** Start DATASET EXTRACT **

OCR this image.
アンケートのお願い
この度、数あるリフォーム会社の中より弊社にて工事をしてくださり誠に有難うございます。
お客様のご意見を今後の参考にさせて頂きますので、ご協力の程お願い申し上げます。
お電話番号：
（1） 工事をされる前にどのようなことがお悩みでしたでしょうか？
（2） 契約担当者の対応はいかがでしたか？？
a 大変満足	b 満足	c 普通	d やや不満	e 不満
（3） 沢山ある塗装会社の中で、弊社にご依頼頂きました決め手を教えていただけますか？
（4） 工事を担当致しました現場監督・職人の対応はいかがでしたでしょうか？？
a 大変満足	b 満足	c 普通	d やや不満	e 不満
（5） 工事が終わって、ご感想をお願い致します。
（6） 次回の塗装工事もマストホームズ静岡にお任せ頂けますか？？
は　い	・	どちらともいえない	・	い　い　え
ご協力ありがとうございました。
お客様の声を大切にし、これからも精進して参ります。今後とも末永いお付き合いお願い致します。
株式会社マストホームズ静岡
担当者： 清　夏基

** End DATASET EXTRACT **

GIVEN EXERCISE> Reproduce each entry exactly, leaving out nothing.

IN RESPONSE>
OCR this image.
アンケートのお願い
この度、数あるリフォーム会社の中より弊社にて工事をしてくださり誠に有難うございます。
お客様のご意見を今後の参考にさせて頂きますので、ご協力の程お願い申し上げます。
お電話番号：
（1） 工事をされる前にどのようなことがお悩みでしたでしょうか？
（2） 契約担当者の対応はいかがでしたか？？
a 大変満足	b 満足	c 普通	d やや不満	e 不満
（3） 沢山ある塗装会社の中で、弊社にご依頼頂きました決め手を教えていただけますか？
（4） 工事を担当致しました現場監督・職人の対応はいかがでしたでしょうか？？
a 大変満足	b 満足	c 普通	d やや不満	e 不満
（5） 工事が終わって、ご感想をお願い致します。
（6） 次回の塗装工事もマストホームズ静岡にお任せ頂けますか？？
は　い	・	どちらともいえない	・	い　い　え
ご協力ありがとうございました。
お客様の声を大切にし、これからも精進して参ります。今後とも末永いお付き合いお願い致します。
株式会社マストホームズ静岡
担当者： 清　夏基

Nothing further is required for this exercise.